### WRITTEN TASK
Every line of the records must be repeated exactly; pictures stay out.
[Begin DATA ROWS]
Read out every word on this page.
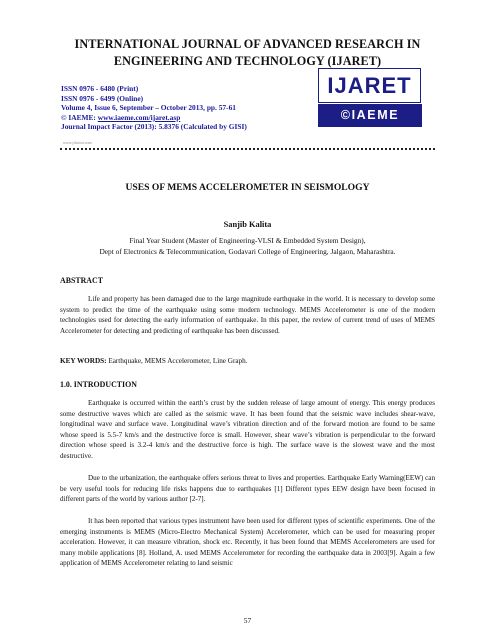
INTERNATIONAL JOURNAL OF ADVANCED RESEARCH IN ENGINEERING AND TECHNOLOGY (IJARET)
ISSN 0976 - 6480 (Print)
ISSN 0976 - 6499 (Online)
Volume 4, Issue 6, September – October 2013, pp. 57-61
© IAEME: www.iaeme.com/ijaret.asp
Journal Impact Factor (2013): 5.8376 (Calculated by GISI)
IJARET
©IAEME
www.jifactor.com
USES OF MEMS ACCELEROMETER IN SEISMOLOGY
Sanjib Kalita
Final Year Student (Master of Engineering-VLSI & Embedded System Design),
Dept of Electronics & Telecommunication, Godavari College of Engineering, Jalgaon, Maharashtra.
ABSTRACT

Life and property has been damaged due to the large magnitude earthquake in the world. It is necessary to develop some system to predict the time of the earthquake using some modern technology. MEMS Accelerometer is one of the modern technologies used for detecting the early information of earthquake. In this paper, the review of current trend of uses of MEMS Accelerometer for detecting and predicting of earthquake has been discussed.

KEY WORDS: Earthquake, MEMS Accelerometer, Line Graph.
1.0. INTRODUCTION

Earthquake is occurred within the earth’s crust by the sudden release of large amount of energy. This energy produces some destructive waves which are called as the seismic wave. It has been found that the seismic wave includes shear-wave, longitudinal wave and surface wave. Longitudinal wave’s vibration direction and of the forward motion are found to be same whose speed is 5.5-7 km/s and the destructive force is small. However, shear wave’s vibration is perpendicular to the forward direction whose speed is 3.2-4 km/s and the destructive force is high. The surface wave is the slowest wave and the most destructive.

Due to the urbanization, the earthquake offers serious threat to lives and properties. Earthquake Early Warning(EEW) can be very useful tools for reducing life risks happens due to earthquakes [1] Different types EEW design have been focused in different parts of the world by various author [2-7].

It has been reported that various types instrument have been used for different types of scientific experiments. One of the emerging instruments is MEMS (Micro-Electro Mechanical System) Accelerometer, which can be used for measuring proper acceleration. However, it can measure vibration, shock etc. Recently, it has been found that MEMS Accelerometers are used for many mobile applications [8]. Holland, A. used MEMS Accelerometer for recording the earthquake data in 2003[9]. Again a few application of MEMS Accelerometer relating to land seismic

57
[End DATA ROWS]
### WRITTEN RESPONSE
Read out every word on this page.
INTERNATIONAL JOURNAL OF ADVANCED RESEARCH IN ENGINEERING AND TECHNOLOGY (IJARET)
ISSN 0976 - 6480 (Print)
ISSN 0976 - 6499 (Online)
Volume 4, Issue 6, September – October 2013, pp. 57-61
© IAEME: www.iaeme.com/ijaret.asp
Journal Impact Factor (2013): 5.8376 (Calculated by GISI)
IJARET
©IAEME
www.jifactor.com
USES OF MEMS ACCELEROMETER IN SEISMOLOGY
Sanjib Kalita
Final Year Student (Master of Engineering-VLSI & Embedded System Design),
Dept of Electronics & Telecommunication, Godavari College of Engineering, Jalgaon, Maharashtra.
ABSTRACT

Life and property has been damaged due to the large magnitude earthquake in the world. It is necessary to develop some system to predict the time of the earthquake using some modern technology. MEMS Accelerometer is one of the modern technologies used for detecting the early information of earthquake. In this paper, the review of current trend of uses of MEMS Accelerometer for detecting and predicting of earthquake has been discussed.

KEY WORDS: Earthquake, MEMS Accelerometer, Line Graph.
1.0. INTRODUCTION

Earthquake is occurred within the earth’s crust by the sudden release of large amount of energy. This energy produces some destructive waves which are called as the seismic wave. It has been found that the seismic wave includes shear-wave, longitudinal wave and surface wave. Longitudinal wave’s vibration direction and of the forward motion are found to be same whose speed is 5.5-7 km/s and the destructive force is small. However, shear wave’s vibration is perpendicular to the forward direction whose speed is 3.2-4 km/s and the destructive force is high. The surface wave is the slowest wave and the most destructive.

Due to the urbanization, the earthquake offers serious threat to lives and properties. Earthquake Early Warning(EEW) can be very useful tools for reducing life risks happens due to earthquakes [1] Different types EEW design have been focused in different parts of the world by various author [2-7].

It has been reported that various types instrument have been used for different types of scientific experiments. One of the emerging instruments is MEMS (Micro-Electro Mechanical System) Accelerometer, which can be used for measuring proper acceleration. However, it can measure vibration, shock etc. Recently, it has been found that MEMS Accelerometers are used for many mobile applications [8]. Holland, A. used MEMS Accelerometer for recording the earthquake data in 2003[9]. Again a few application of MEMS Accelerometer relating to land seismic

57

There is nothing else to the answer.